>> Start Available records

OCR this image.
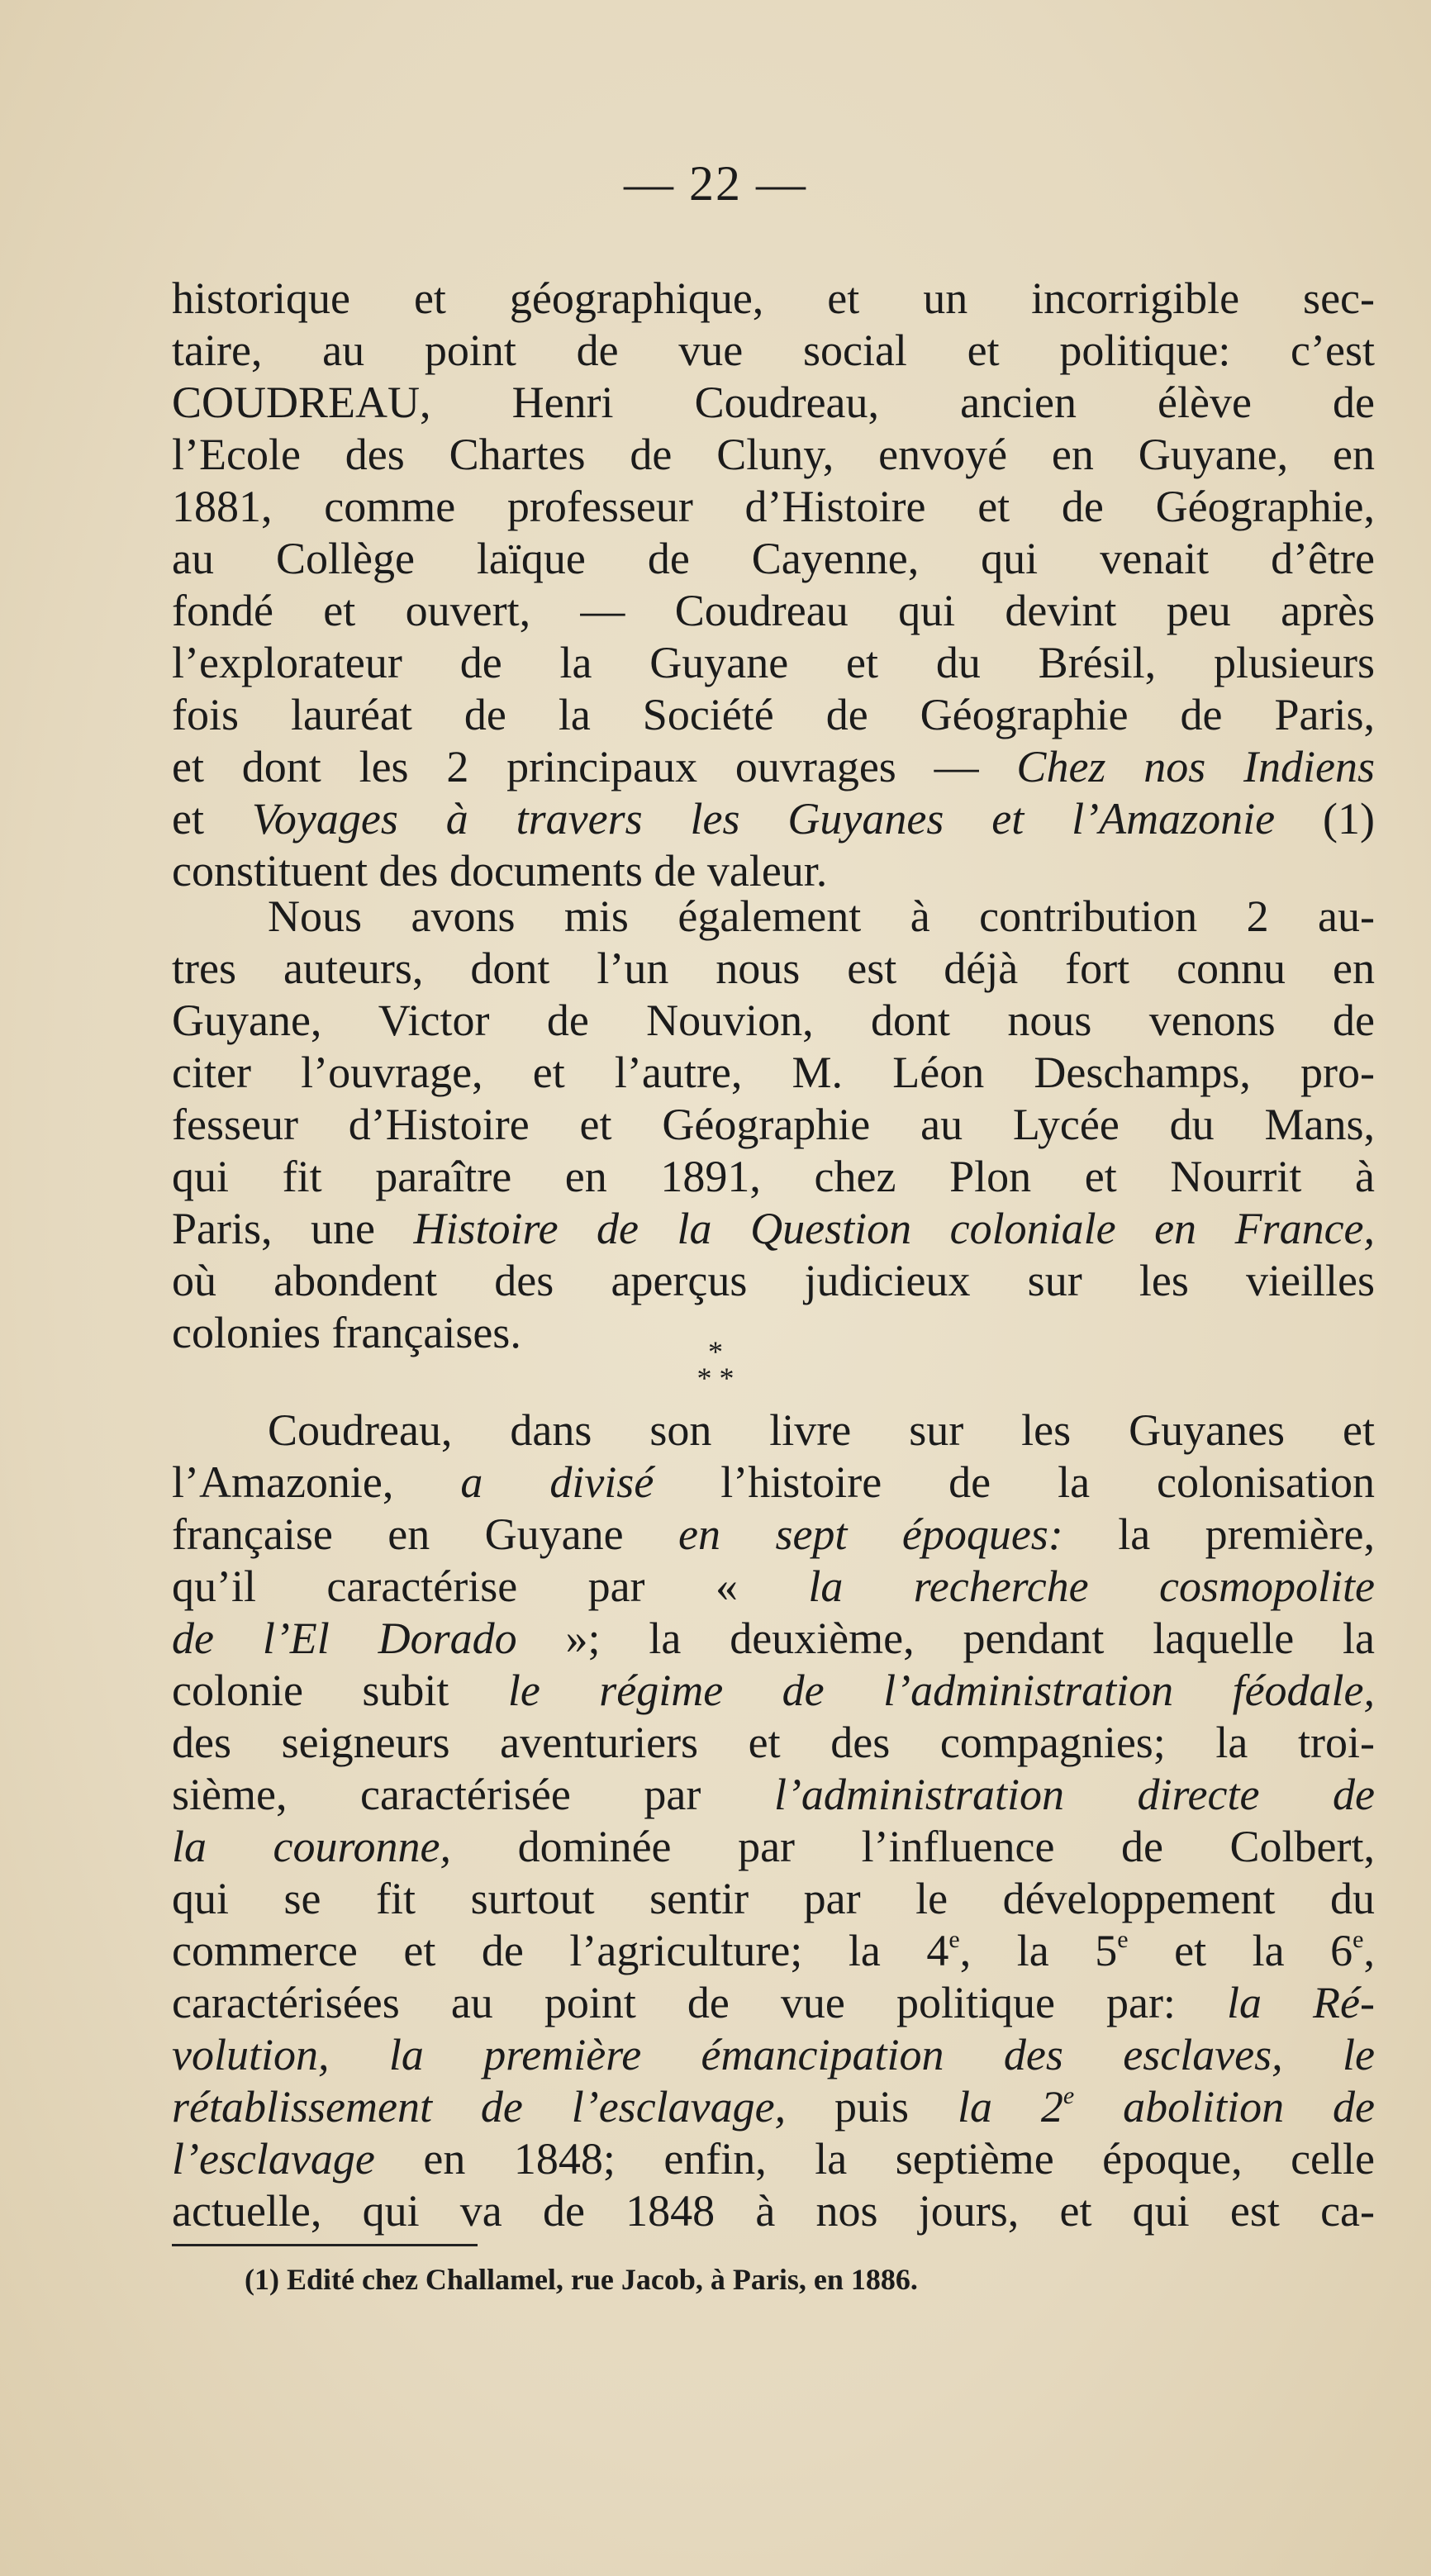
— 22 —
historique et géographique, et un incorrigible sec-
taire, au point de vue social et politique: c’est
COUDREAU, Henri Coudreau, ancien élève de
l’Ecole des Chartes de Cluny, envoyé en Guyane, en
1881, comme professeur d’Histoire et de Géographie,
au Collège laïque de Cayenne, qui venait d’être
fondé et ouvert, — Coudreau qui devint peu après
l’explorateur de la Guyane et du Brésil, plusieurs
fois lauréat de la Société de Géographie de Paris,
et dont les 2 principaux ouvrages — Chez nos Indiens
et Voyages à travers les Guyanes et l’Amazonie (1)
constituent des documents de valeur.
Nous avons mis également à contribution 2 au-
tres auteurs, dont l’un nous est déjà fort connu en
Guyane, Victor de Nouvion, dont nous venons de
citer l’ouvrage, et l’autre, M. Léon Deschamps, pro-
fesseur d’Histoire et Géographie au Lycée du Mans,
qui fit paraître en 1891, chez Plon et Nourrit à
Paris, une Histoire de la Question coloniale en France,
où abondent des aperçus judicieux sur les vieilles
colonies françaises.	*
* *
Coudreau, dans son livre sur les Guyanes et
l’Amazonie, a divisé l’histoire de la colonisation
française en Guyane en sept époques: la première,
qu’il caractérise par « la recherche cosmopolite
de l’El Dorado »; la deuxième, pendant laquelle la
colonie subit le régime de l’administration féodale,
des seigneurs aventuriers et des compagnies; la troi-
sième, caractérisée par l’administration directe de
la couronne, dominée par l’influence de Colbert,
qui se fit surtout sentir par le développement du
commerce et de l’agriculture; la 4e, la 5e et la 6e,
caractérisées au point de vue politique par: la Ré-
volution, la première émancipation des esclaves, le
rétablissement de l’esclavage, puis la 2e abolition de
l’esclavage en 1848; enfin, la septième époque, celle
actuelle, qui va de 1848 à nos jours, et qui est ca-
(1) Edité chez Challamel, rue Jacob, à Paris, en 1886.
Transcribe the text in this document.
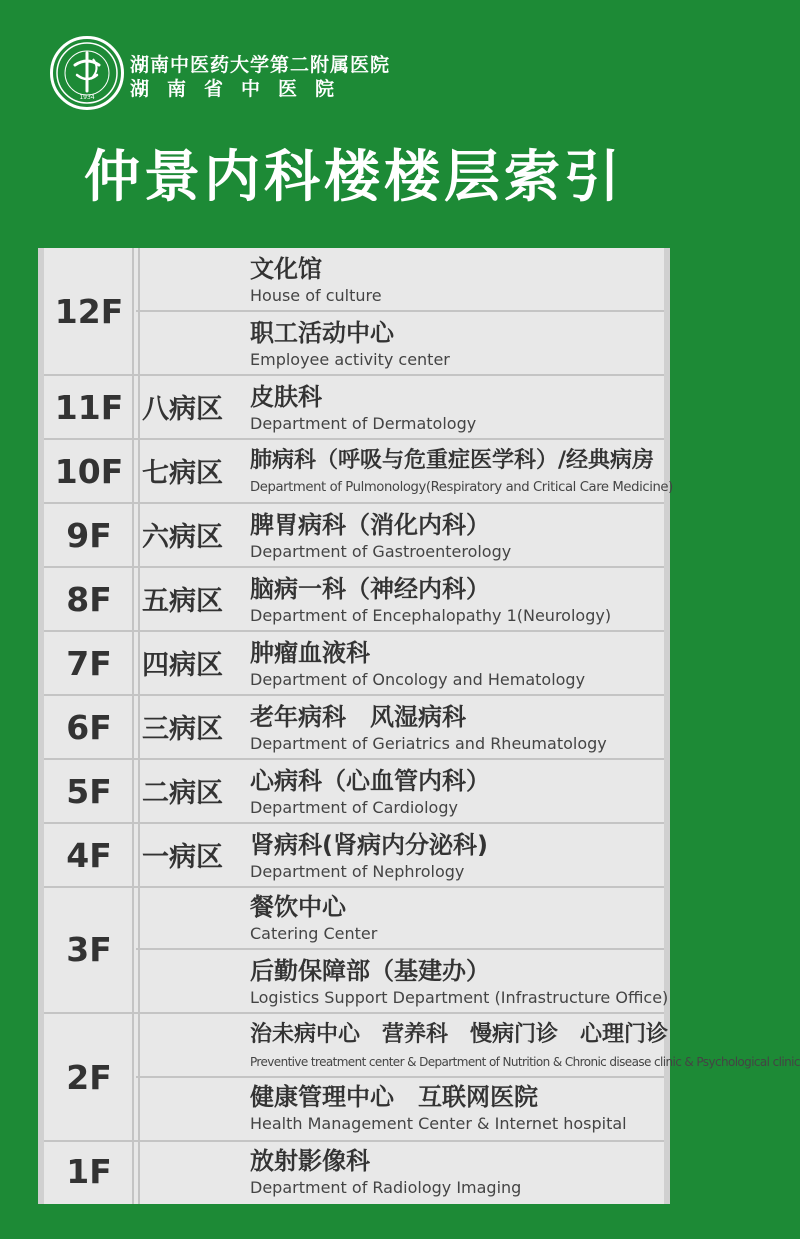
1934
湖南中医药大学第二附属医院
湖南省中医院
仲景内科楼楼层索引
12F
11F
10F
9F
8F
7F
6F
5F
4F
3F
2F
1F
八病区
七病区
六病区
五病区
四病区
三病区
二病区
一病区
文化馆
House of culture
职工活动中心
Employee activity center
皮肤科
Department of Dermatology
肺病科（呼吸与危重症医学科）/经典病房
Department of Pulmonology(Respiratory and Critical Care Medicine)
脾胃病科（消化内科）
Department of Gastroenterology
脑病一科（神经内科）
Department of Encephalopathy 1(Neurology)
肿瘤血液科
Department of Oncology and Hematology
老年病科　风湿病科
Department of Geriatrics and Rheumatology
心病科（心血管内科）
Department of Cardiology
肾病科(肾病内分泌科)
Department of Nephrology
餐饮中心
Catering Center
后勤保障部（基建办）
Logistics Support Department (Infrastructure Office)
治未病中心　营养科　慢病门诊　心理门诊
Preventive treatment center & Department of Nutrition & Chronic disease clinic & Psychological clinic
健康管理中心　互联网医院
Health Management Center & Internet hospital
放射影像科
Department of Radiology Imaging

>> End Available records

* Exercise *
Using the material above, return every line exactly as it appears, minus the pictures.

* Full output *
OCR this image.
— 22 —
historique et géographique, et un incorrigible sec-
taire, au point de vue social et politique: c’est
COUDREAU, Henri Coudreau, ancien élève de
l’Ecole des Chartes de Cluny, envoyé en Guyane, en
1881, comme professeur d’Histoire et de Géographie,
au Collège laïque de Cayenne, qui venait d’être
fondé et ouvert, — Coudreau qui devint peu après
l’explorateur de la Guyane et du Brésil, plusieurs
fois lauréat de la Société de Géographie de Paris,
et dont les 2 principaux ouvrages — Chez nos Indiens
et Voyages à travers les Guyanes et l’Amazonie (1)
constituent des documents de valeur.
Nous avons mis également à contribution 2 au-
tres auteurs, dont l’un nous est déjà fort connu en
Guyane, Victor de Nouvion, dont nous venons de
citer l’ouvrage, et l’autre, M. Léon Deschamps, pro-
fesseur d’Histoire et Géographie au Lycée du Mans,
qui fit paraître en 1891, chez Plon et Nourrit à
Paris, une Histoire de la Question coloniale en France,
où abondent des aperçus judicieux sur les vieilles
colonies françaises.	*
* *
Coudreau, dans son livre sur les Guyanes et
l’Amazonie, a divisé l’histoire de la colonisation
française en Guyane en sept époques: la première,
qu’il caractérise par « la recherche cosmopolite
de l’El Dorado »; la deuxième, pendant laquelle la
colonie subit le régime de l’administration féodale,
des seigneurs aventuriers et des compagnies; la troi-
sième, caractérisée par l’administration directe de
la couronne, dominée par l’influence de Colbert,
qui se fit surtout sentir par le développement du
commerce et de l’agriculture; la 4e, la 5e et la 6e,
caractérisées au point de vue politique par: la Ré-
volution, la première émancipation des esclaves, le
rétablissement de l’esclavage, puis la 2e abolition de
l’esclavage en 1848; enfin, la septième époque, celle
actuelle, qui va de 1848 à nos jours, et qui est ca-
(1) Edité chez Challamel, rue Jacob, à Paris, en 1886.
Transcribe the text in this document.
1934
湖南中医药大学第二附属医院
湖南省中医院
仲景内科楼楼层索引
12F
11F
10F
9F
8F
7F
6F
5F
4F
3F
2F
1F
八病区
七病区
六病区
五病区
四病区
三病区
二病区
一病区
文化馆
House of culture
职工活动中心
Employee activity center
皮肤科
Department of Dermatology
肺病科（呼吸与危重症医学科）/经典病房
Department of Pulmonology(Respiratory and Critical Care Medicine)
脾胃病科（消化内科）
Department of Gastroenterology
脑病一科（神经内科）
Department of Encephalopathy 1(Neurology)
肿瘤血液科
Department of Oncology and Hematology
老年病科　风湿病科
Department of Geriatrics and Rheumatology
心病科（心血管内科）
Department of Cardiology
肾病科(肾病内分泌科)
Department of Nephrology
餐饮中心
Catering Center
后勤保障部（基建办）
Logistics Support Department (Infrastructure Office)
治未病中心　营养科　慢病门诊　心理门诊
Preventive treatment center & Department of Nutrition & Chronic disease clinic & Psychological clinic
健康管理中心　互联网医院
Health Management Center & Internet hospital
放射影像科
Department of Radiology Imaging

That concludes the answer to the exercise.